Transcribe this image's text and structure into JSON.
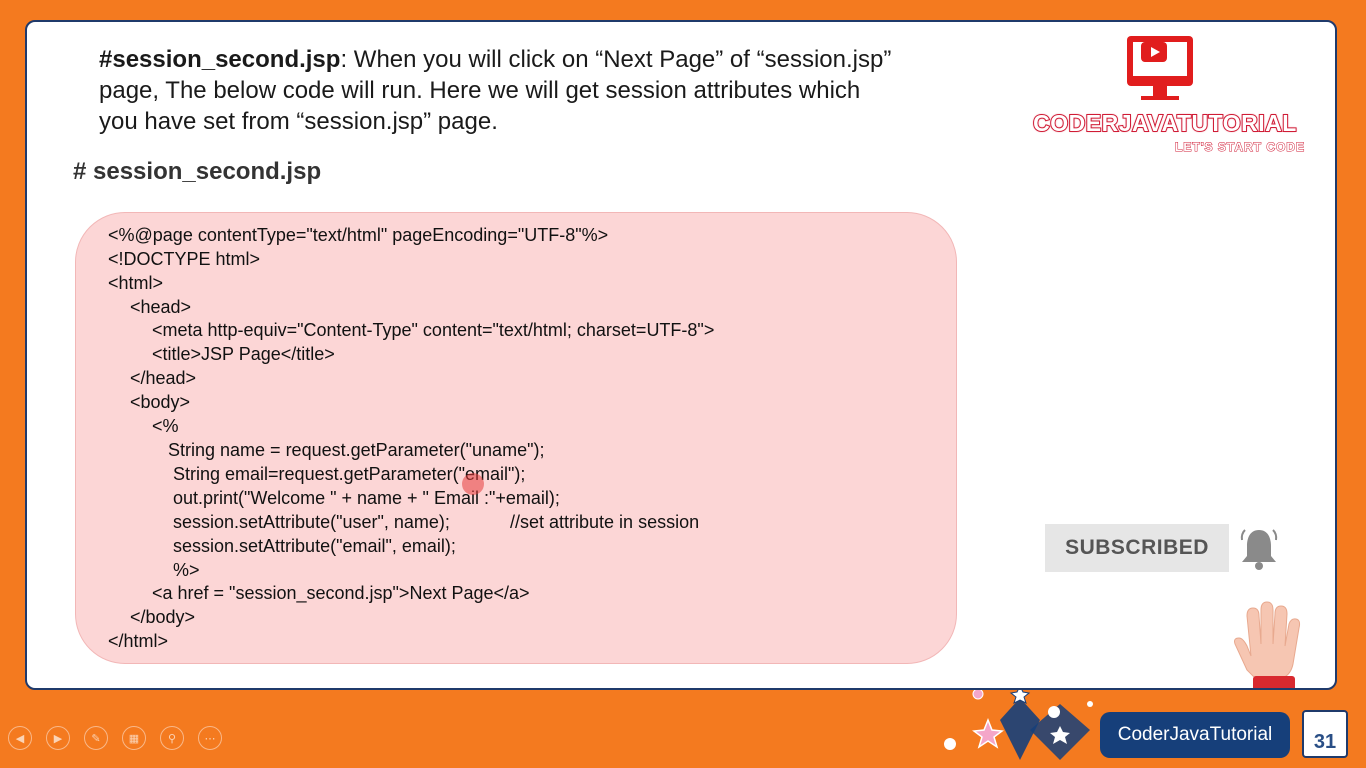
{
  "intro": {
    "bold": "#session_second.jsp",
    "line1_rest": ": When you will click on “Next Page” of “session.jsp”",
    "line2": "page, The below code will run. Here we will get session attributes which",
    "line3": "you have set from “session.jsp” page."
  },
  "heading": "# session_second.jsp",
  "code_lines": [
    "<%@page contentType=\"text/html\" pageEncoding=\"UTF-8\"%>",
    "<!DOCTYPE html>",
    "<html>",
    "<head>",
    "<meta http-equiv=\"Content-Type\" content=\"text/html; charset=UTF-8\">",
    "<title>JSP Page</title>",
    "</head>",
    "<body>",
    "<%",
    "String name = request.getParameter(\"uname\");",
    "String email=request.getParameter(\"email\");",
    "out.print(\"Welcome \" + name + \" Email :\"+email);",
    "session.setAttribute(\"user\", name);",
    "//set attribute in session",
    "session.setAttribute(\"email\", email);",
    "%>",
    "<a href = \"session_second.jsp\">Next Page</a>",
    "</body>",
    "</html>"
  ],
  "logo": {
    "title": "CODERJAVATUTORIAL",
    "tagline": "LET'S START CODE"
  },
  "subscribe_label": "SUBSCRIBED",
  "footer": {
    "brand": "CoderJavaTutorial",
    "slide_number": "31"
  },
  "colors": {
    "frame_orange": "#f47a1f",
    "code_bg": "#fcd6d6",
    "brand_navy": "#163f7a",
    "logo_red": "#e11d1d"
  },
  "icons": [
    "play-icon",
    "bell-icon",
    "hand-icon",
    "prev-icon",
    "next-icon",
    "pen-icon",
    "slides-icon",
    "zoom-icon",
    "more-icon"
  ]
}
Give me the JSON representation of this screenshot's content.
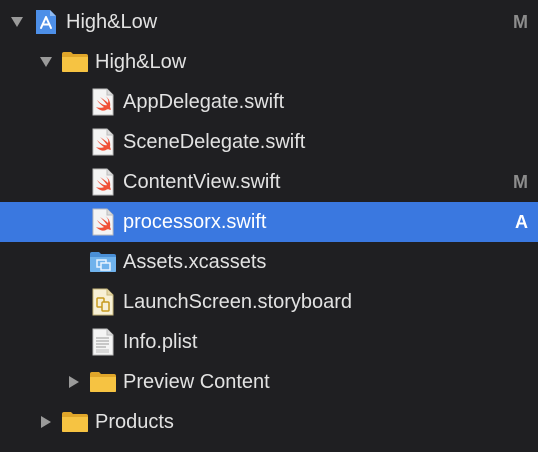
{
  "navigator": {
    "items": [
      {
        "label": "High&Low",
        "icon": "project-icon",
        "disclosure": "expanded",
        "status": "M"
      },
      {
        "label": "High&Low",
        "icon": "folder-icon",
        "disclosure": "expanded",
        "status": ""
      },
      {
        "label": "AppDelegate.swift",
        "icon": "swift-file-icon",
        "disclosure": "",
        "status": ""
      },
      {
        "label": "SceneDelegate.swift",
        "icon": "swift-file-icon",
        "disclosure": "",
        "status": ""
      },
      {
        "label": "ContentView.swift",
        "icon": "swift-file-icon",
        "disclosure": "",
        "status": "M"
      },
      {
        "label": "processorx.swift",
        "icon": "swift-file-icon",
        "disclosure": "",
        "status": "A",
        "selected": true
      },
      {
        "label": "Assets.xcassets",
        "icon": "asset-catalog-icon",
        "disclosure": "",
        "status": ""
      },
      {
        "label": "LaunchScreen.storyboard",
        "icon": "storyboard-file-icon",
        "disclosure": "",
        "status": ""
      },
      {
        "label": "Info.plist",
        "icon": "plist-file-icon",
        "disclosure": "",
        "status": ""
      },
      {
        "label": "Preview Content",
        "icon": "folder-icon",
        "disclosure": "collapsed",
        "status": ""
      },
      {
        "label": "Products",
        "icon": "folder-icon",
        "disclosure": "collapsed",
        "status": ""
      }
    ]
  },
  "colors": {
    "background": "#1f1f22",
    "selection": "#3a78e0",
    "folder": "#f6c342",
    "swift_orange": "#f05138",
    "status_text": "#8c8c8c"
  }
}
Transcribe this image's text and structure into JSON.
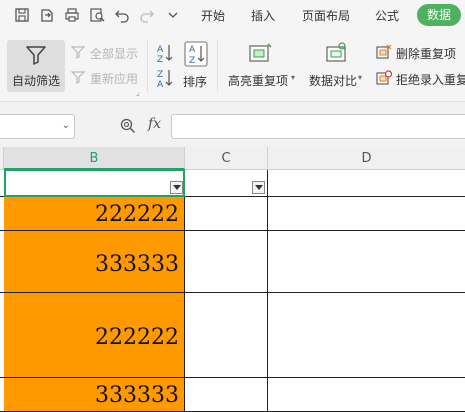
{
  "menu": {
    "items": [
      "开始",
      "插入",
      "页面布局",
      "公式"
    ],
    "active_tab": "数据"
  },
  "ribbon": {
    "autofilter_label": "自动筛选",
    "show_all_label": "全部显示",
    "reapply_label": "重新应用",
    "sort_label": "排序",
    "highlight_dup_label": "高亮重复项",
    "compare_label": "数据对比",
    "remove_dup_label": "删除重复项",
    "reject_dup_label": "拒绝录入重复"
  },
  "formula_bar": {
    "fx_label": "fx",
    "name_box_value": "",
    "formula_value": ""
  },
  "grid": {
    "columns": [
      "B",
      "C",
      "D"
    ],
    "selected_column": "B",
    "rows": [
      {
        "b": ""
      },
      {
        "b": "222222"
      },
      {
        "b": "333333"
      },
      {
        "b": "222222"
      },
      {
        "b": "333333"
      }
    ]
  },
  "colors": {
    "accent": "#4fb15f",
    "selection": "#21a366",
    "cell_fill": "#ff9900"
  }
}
____
> DESCRIPTION OF THE TASK:
Reproduce every record above exactly, but leave out the pictures.

> ANSWER TO THE EXERCISE:
Transcribe this image's text and structure into JSON.
{
  "intro": {
    "bold": "#session_second.jsp",
    "line1_rest": ": When you will click on “Next Page” of “session.jsp”",
    "line2": "page, The below code will run. Here we will get session attributes which",
    "line3": "you have set from “session.jsp” page."
  },
  "heading": "# session_second.jsp",
  "code_lines": [
    "<%@page contentType=\"text/html\" pageEncoding=\"UTF-8\"%>",
    "<!DOCTYPE html>",
    "<html>",
    "<head>",
    "<meta http-equiv=\"Content-Type\" content=\"text/html; charset=UTF-8\">",
    "<title>JSP Page</title>",
    "</head>",
    "<body>",
    "<%",
    "String name = request.getParameter(\"uname\");",
    "String email=request.getParameter(\"email\");",
    "out.print(\"Welcome \" + name + \" Email :\"+email);",
    "session.setAttribute(\"user\", name);",
    "//set attribute in session",
    "session.setAttribute(\"email\", email);",
    "%>",
    "<a href = \"session_second.jsp\">Next Page</a>",
    "</body>",
    "</html>"
  ],
  "logo": {
    "title": "CODERJAVATUTORIAL",
    "tagline": "LET'S START CODE"
  },
  "subscribe_label": "SUBSCRIBED",
  "footer": {
    "brand": "CoderJavaTutorial",
    "slide_number": "31"
  },
  "colors": {
    "frame_orange": "#f47a1f",
    "code_bg": "#fcd6d6",
    "brand_navy": "#163f7a",
    "logo_red": "#e11d1d"
  },
  "icons": [
    "play-icon",
    "bell-icon",
    "hand-icon",
    "prev-icon",
    "next-icon",
    "pen-icon",
    "slides-icon",
    "zoom-icon",
    "more-icon"
  ]
}
Give me the JSON representation of this screenshot's content.
{
  "navigator": {
    "items": [
      {
        "label": "High&Low",
        "icon": "project-icon",
        "disclosure": "expanded",
        "status": "M"
      },
      {
        "label": "High&Low",
        "icon": "folder-icon",
        "disclosure": "expanded",
        "status": ""
      },
      {
        "label": "AppDelegate.swift",
        "icon": "swift-file-icon",
        "disclosure": "",
        "status": ""
      },
      {
        "label": "SceneDelegate.swift",
        "icon": "swift-file-icon",
        "disclosure": "",
        "status": ""
      },
      {
        "label": "ContentView.swift",
        "icon": "swift-file-icon",
        "disclosure": "",
        "status": "M"
      },
      {
        "label": "processorx.swift",
        "icon": "swift-file-icon",
        "disclosure": "",
        "status": "A",
        "selected": true
      },
      {
        "label": "Assets.xcassets",
        "icon": "asset-catalog-icon",
        "disclosure": "",
        "status": ""
      },
      {
        "label": "LaunchScreen.storyboard",
        "icon": "storyboard-file-icon",
        "disclosure": "",
        "status": ""
      },
      {
        "label": "Info.plist",
        "icon": "plist-file-icon",
        "disclosure": "",
        "status": ""
      },
      {
        "label": "Preview Content",
        "icon": "folder-icon",
        "disclosure": "collapsed",
        "status": ""
      },
      {
        "label": "Products",
        "icon": "folder-icon",
        "disclosure": "collapsed",
        "status": ""
      }
    ]
  },
  "colors": {
    "background": "#1f1f22",
    "selection": "#3a78e0",
    "folder": "#f6c342",
    "swift_orange": "#f05138",
    "status_text": "#8c8c8c"
  }
}
Transcribe this image's text and structure into JSON.
{
  "menu": {
    "items": [
      "开始",
      "插入",
      "页面布局",
      "公式"
    ],
    "active_tab": "数据"
  },
  "ribbon": {
    "autofilter_label": "自动筛选",
    "show_all_label": "全部显示",
    "reapply_label": "重新应用",
    "sort_label": "排序",
    "highlight_dup_label": "高亮重复项",
    "compare_label": "数据对比",
    "remove_dup_label": "删除重复项",
    "reject_dup_label": "拒绝录入重复"
  },
  "formula_bar": {
    "fx_label": "fx",
    "name_box_value": "",
    "formula_value": ""
  },
  "grid": {
    "columns": [
      "B",
      "C",
      "D"
    ],
    "selected_column": "B",
    "rows": [
      {
        "b": ""
      },
      {
        "b": "222222"
      },
      {
        "b": "333333"
      },
      {
        "b": "222222"
      },
      {
        "b": "333333"
      }
    ]
  },
  "colors": {
    "accent": "#4fb15f",
    "selection": "#21a366",
    "cell_fill": "#ff9900"
  }
}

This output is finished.